WHAT IS EXPECTED:
Extract the lines that carry the string "compiled" from the listing.

INPUT RECORDS:
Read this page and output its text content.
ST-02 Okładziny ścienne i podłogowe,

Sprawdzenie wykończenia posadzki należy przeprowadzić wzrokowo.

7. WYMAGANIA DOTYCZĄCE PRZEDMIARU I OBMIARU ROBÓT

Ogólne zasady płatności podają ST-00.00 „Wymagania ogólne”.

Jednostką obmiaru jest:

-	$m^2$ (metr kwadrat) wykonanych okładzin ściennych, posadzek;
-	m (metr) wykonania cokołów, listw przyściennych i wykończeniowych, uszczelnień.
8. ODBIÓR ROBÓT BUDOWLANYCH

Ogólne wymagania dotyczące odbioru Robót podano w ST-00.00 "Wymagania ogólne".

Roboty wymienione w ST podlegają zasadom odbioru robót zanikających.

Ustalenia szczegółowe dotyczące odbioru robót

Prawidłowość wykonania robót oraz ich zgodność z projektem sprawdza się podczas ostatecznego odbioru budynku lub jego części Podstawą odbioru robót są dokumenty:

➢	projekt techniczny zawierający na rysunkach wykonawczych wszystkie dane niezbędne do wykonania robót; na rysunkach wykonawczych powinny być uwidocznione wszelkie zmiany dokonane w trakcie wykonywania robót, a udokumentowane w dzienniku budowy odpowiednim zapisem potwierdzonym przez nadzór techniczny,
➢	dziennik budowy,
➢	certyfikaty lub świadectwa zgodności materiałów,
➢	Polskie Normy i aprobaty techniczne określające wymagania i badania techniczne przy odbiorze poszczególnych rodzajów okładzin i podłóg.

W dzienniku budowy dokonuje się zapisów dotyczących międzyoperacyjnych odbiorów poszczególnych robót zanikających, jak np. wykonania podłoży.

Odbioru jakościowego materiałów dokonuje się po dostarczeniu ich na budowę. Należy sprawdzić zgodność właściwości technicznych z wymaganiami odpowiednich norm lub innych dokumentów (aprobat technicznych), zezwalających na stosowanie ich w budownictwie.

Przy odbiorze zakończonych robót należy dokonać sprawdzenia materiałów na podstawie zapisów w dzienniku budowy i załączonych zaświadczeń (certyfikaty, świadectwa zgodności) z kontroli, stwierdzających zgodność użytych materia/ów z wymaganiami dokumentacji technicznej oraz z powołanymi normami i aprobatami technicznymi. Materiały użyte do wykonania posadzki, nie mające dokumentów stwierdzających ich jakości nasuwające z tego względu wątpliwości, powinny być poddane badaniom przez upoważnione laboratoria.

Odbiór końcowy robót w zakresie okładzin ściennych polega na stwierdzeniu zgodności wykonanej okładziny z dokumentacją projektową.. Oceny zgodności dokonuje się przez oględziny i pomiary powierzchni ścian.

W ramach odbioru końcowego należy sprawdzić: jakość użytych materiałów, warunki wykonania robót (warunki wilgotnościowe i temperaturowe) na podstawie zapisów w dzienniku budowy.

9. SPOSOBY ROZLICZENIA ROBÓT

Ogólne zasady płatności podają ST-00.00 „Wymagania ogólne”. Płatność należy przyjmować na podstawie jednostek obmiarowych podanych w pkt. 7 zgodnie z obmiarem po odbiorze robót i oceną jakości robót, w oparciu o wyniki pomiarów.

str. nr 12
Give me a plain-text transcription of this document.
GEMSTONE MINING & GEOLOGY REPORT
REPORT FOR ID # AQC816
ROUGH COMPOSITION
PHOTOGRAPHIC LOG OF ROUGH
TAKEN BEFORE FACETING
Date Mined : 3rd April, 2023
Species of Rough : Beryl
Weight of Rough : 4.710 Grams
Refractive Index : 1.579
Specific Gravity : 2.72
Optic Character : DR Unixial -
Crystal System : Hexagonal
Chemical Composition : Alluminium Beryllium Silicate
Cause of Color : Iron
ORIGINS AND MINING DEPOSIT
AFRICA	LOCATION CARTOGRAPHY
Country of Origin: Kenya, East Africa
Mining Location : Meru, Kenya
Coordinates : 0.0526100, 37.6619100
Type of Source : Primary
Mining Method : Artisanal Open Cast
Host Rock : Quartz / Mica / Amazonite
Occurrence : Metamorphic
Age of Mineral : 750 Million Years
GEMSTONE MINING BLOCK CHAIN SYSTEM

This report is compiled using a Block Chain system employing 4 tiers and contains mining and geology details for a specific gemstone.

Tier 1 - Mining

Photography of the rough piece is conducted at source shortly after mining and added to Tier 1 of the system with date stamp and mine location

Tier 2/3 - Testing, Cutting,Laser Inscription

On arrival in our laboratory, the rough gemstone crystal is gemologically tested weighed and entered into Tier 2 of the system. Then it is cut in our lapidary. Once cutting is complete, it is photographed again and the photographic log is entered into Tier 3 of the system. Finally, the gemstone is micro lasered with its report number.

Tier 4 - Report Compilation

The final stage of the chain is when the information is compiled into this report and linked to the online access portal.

EXPECTED ANSWER:
This report is compiled using a Block Chain system employing 4 tiers and contains mining and geology details for a specific gemstone.
The final stage of the chain is when the information is compiled into this report and linked to the online access portal.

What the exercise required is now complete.